- [WORK REQUIRED]: Every entry below must be repeated exactly; skip the pictures.

- [DATA SHOWN]:

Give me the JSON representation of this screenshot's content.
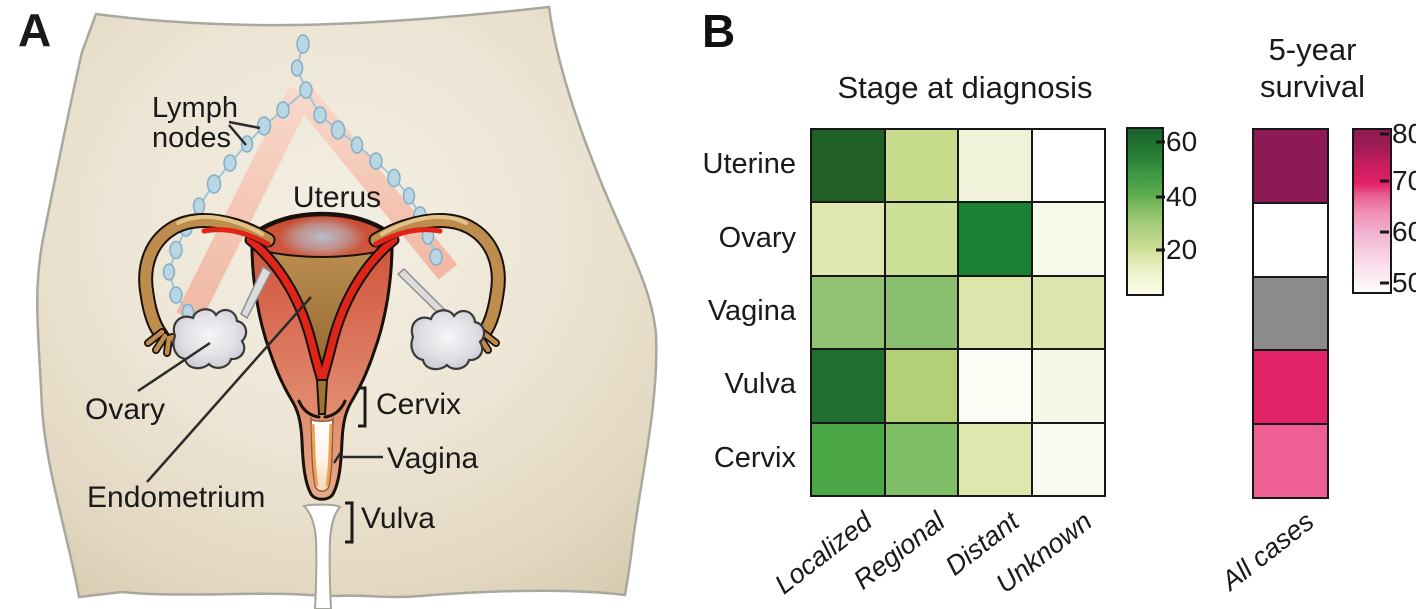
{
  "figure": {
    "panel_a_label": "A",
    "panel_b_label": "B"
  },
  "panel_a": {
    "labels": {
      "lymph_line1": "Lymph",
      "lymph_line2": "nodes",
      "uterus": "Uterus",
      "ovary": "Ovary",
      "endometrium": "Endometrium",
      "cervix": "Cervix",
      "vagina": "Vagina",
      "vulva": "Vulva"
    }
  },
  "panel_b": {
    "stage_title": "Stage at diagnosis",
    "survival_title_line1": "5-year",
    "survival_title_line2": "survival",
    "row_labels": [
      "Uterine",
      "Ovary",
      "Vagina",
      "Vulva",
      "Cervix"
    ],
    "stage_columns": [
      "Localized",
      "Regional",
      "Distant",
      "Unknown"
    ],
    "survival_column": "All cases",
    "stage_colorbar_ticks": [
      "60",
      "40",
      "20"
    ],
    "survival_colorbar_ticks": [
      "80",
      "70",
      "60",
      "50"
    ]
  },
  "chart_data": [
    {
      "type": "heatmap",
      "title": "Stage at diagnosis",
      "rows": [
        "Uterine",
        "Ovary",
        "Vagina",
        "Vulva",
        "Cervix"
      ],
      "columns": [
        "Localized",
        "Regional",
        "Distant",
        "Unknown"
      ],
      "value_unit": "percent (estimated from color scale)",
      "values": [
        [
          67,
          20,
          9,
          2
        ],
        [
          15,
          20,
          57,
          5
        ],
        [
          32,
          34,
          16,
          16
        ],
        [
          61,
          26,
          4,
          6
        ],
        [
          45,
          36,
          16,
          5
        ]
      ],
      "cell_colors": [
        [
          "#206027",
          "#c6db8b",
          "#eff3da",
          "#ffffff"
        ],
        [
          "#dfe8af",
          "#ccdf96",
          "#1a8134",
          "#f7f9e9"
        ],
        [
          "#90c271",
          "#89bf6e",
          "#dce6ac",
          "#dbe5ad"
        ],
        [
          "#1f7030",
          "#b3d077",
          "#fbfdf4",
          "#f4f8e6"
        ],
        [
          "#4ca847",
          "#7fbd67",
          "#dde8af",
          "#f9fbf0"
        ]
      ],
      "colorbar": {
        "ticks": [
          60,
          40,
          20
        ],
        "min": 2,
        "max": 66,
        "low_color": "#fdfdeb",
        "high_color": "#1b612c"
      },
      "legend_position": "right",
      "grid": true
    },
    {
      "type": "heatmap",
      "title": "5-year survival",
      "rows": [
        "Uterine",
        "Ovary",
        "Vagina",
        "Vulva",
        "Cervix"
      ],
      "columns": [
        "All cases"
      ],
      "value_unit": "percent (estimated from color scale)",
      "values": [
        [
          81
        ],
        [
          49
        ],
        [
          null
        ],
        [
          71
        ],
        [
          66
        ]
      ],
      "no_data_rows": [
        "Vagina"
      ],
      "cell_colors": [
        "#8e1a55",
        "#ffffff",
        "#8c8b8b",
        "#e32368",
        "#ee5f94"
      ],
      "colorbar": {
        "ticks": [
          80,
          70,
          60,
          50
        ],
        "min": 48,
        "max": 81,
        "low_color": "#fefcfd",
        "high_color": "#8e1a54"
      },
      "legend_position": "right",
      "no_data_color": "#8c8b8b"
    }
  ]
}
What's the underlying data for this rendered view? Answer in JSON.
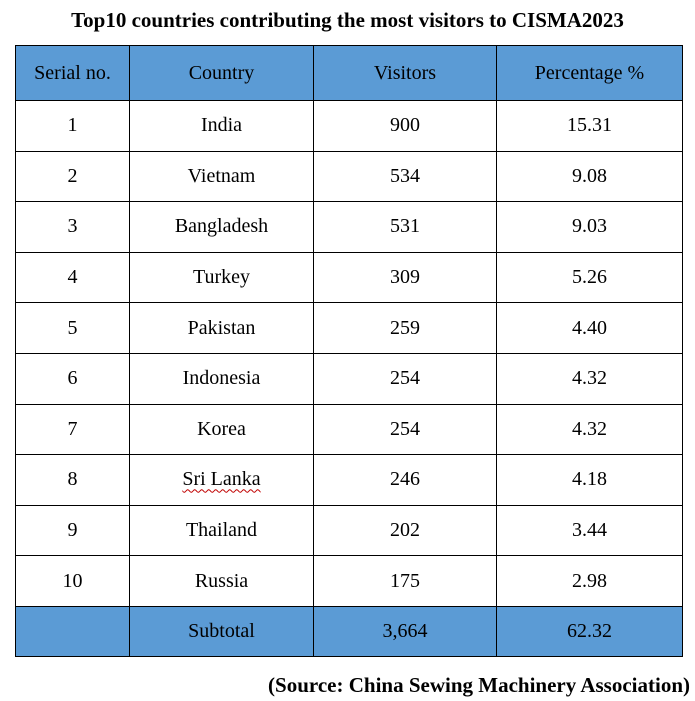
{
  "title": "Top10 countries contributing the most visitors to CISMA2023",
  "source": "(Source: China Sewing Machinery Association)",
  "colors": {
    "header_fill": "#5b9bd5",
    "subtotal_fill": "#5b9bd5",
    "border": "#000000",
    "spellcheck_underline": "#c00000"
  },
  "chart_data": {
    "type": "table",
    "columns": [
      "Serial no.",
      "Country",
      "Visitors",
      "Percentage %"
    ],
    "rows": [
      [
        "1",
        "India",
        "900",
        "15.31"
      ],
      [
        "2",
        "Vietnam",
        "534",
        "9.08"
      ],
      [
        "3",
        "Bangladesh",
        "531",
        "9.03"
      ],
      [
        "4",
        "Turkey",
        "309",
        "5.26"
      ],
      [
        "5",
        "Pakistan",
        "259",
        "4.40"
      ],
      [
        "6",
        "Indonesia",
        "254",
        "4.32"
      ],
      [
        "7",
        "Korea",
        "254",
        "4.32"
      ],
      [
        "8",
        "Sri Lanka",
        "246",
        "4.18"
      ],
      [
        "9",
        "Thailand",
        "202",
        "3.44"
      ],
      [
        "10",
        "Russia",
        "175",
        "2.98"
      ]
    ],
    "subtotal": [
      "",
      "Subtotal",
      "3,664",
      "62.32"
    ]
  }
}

- [SOLVED PROBLEM]:
Give me the JSON representation of this screenshot's content.
{
  "figure": {
    "panel_a_label": "A",
    "panel_b_label": "B"
  },
  "panel_a": {
    "labels": {
      "lymph_line1": "Lymph",
      "lymph_line2": "nodes",
      "uterus": "Uterus",
      "ovary": "Ovary",
      "endometrium": "Endometrium",
      "cervix": "Cervix",
      "vagina": "Vagina",
      "vulva": "Vulva"
    }
  },
  "panel_b": {
    "stage_title": "Stage at diagnosis",
    "survival_title_line1": "5-year",
    "survival_title_line2": "survival",
    "row_labels": [
      "Uterine",
      "Ovary",
      "Vagina",
      "Vulva",
      "Cervix"
    ],
    "stage_columns": [
      "Localized",
      "Regional",
      "Distant",
      "Unknown"
    ],
    "survival_column": "All cases",
    "stage_colorbar_ticks": [
      "60",
      "40",
      "20"
    ],
    "survival_colorbar_ticks": [
      "80",
      "70",
      "60",
      "50"
    ]
  },
  "chart_data": [
    {
      "type": "heatmap",
      "title": "Stage at diagnosis",
      "rows": [
        "Uterine",
        "Ovary",
        "Vagina",
        "Vulva",
        "Cervix"
      ],
      "columns": [
        "Localized",
        "Regional",
        "Distant",
        "Unknown"
      ],
      "value_unit": "percent (estimated from color scale)",
      "values": [
        [
          67,
          20,
          9,
          2
        ],
        [
          15,
          20,
          57,
          5
        ],
        [
          32,
          34,
          16,
          16
        ],
        [
          61,
          26,
          4,
          6
        ],
        [
          45,
          36,
          16,
          5
        ]
      ],
      "cell_colors": [
        [
          "#206027",
          "#c6db8b",
          "#eff3da",
          "#ffffff"
        ],
        [
          "#dfe8af",
          "#ccdf96",
          "#1a8134",
          "#f7f9e9"
        ],
        [
          "#90c271",
          "#89bf6e",
          "#dce6ac",
          "#dbe5ad"
        ],
        [
          "#1f7030",
          "#b3d077",
          "#fbfdf4",
          "#f4f8e6"
        ],
        [
          "#4ca847",
          "#7fbd67",
          "#dde8af",
          "#f9fbf0"
        ]
      ],
      "colorbar": {
        "ticks": [
          60,
          40,
          20
        ],
        "min": 2,
        "max": 66,
        "low_color": "#fdfdeb",
        "high_color": "#1b612c"
      },
      "legend_position": "right",
      "grid": true
    },
    {
      "type": "heatmap",
      "title": "5-year survival",
      "rows": [
        "Uterine",
        "Ovary",
        "Vagina",
        "Vulva",
        "Cervix"
      ],
      "columns": [
        "All cases"
      ],
      "value_unit": "percent (estimated from color scale)",
      "values": [
        [
          81
        ],
        [
          49
        ],
        [
          null
        ],
        [
          71
        ],
        [
          66
        ]
      ],
      "no_data_rows": [
        "Vagina"
      ],
      "cell_colors": [
        "#8e1a55",
        "#ffffff",
        "#8c8b8b",
        "#e32368",
        "#ee5f94"
      ],
      "colorbar": {
        "ticks": [
          80,
          70,
          60,
          50
        ],
        "min": 48,
        "max": 81,
        "low_color": "#fefcfd",
        "high_color": "#8e1a54"
      },
      "legend_position": "right",
      "no_data_color": "#8c8b8b"
    }
  ]
}
What's the underlying data for this rendered view? Answer in JSON.
{
  "title": "Top10 countries contributing the most visitors to CISMA2023",
  "source": "(Source: China Sewing Machinery Association)",
  "colors": {
    "header_fill": "#5b9bd5",
    "subtotal_fill": "#5b9bd5",
    "border": "#000000",
    "spellcheck_underline": "#c00000"
  },
  "chart_data": {
    "type": "table",
    "columns": [
      "Serial no.",
      "Country",
      "Visitors",
      "Percentage %"
    ],
    "rows": [
      [
        "1",
        "India",
        "900",
        "15.31"
      ],
      [
        "2",
        "Vietnam",
        "534",
        "9.08"
      ],
      [
        "3",
        "Bangladesh",
        "531",
        "9.03"
      ],
      [
        "4",
        "Turkey",
        "309",
        "5.26"
      ],
      [
        "5",
        "Pakistan",
        "259",
        "4.40"
      ],
      [
        "6",
        "Indonesia",
        "254",
        "4.32"
      ],
      [
        "7",
        "Korea",
        "254",
        "4.32"
      ],
      [
        "8",
        "Sri Lanka",
        "246",
        "4.18"
      ],
      [
        "9",
        "Thailand",
        "202",
        "3.44"
      ],
      [
        "10",
        "Russia",
        "175",
        "2.98"
      ]
    ],
    "subtotal": [
      "",
      "Subtotal",
      "3,664",
      "62.32"
    ]
  }
}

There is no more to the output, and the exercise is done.